- TASK STATEMENT -
Skip every image and restate the data word for word.
* * * * * * *
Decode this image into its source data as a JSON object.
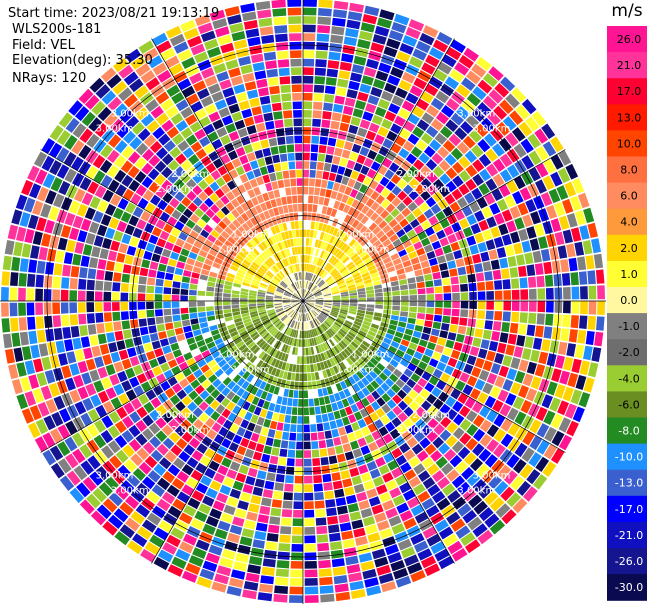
{
  "info": {
    "start_time": "Start time: 2023/08/21 19:13:19",
    "instrument": "WLS200s-181",
    "field": "Field: VEL",
    "elevation": "Elevation(deg): 35.30",
    "nrays": "NRays: 120"
  },
  "chart_data": {
    "type": "heatmap",
    "projection": "polar-ppi",
    "field": "VEL",
    "n_rays": 120,
    "range_rings_km": [
      1.0,
      2.0,
      3.0
    ],
    "ring_labels": [
      "1.00km",
      "2.00km",
      "3.00km"
    ],
    "max_range_km": 3.55,
    "grid": true,
    "colorbar": {
      "unit": "m/s",
      "placement": "right",
      "tick_labels": [
        "26.0",
        "21.0",
        "17.0",
        "13.0",
        "10.0",
        "8.0",
        "6.0",
        "4.0",
        "2.0",
        "1.0",
        "0.0",
        "-1.0",
        "-2.0",
        "-4.0",
        "-6.0",
        "-8.0",
        "-10.0",
        "-13.0",
        "-17.0",
        "-21.0",
        "-26.0",
        "-30.0"
      ],
      "colors": [
        "#ff1493",
        "#ff3399",
        "#ff0033",
        "#ff1a00",
        "#ff4500",
        "#ff7040",
        "#ff8c60",
        "#ff9a3c",
        "#ffd400",
        "#ffff33",
        "#fff8a0",
        "#808080",
        "#6e6e6e",
        "#9acd32",
        "#6b8e23",
        "#228b22",
        "#1e90ff",
        "#3a60d0",
        "#0000ff",
        "#1010c0",
        "#151590",
        "#0a0a50"
      ]
    }
  }
}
* * * * * * *
- ANSWER FOR THE TASK -
Decode this image into its source data as a JSON object.
{
  "info": {
    "start_time": "Start time: 2023/08/21 19:13:19",
    "instrument": "WLS200s-181",
    "field": "Field: VEL",
    "elevation": "Elevation(deg): 35.30",
    "nrays": "NRays: 120"
  },
  "chart_data": {
    "type": "heatmap",
    "projection": "polar-ppi",
    "field": "VEL",
    "n_rays": 120,
    "range_rings_km": [
      1.0,
      2.0,
      3.0
    ],
    "ring_labels": [
      "1.00km",
      "2.00km",
      "3.00km"
    ],
    "max_range_km": 3.55,
    "grid": true,
    "colorbar": {
      "unit": "m/s",
      "placement": "right",
      "tick_labels": [
        "26.0",
        "21.0",
        "17.0",
        "13.0",
        "10.0",
        "8.0",
        "6.0",
        "4.0",
        "2.0",
        "1.0",
        "0.0",
        "-1.0",
        "-2.0",
        "-4.0",
        "-6.0",
        "-8.0",
        "-10.0",
        "-13.0",
        "-17.0",
        "-21.0",
        "-26.0",
        "-30.0"
      ],
      "colors": [
        "#ff1493",
        "#ff3399",
        "#ff0033",
        "#ff1a00",
        "#ff4500",
        "#ff7040",
        "#ff8c60",
        "#ff9a3c",
        "#ffd400",
        "#ffff33",
        "#fff8a0",
        "#808080",
        "#6e6e6e",
        "#9acd32",
        "#6b8e23",
        "#228b22",
        "#1e90ff",
        "#3a60d0",
        "#0000ff",
        "#1010c0",
        "#151590",
        "#0a0a50"
      ]
    }
  }
}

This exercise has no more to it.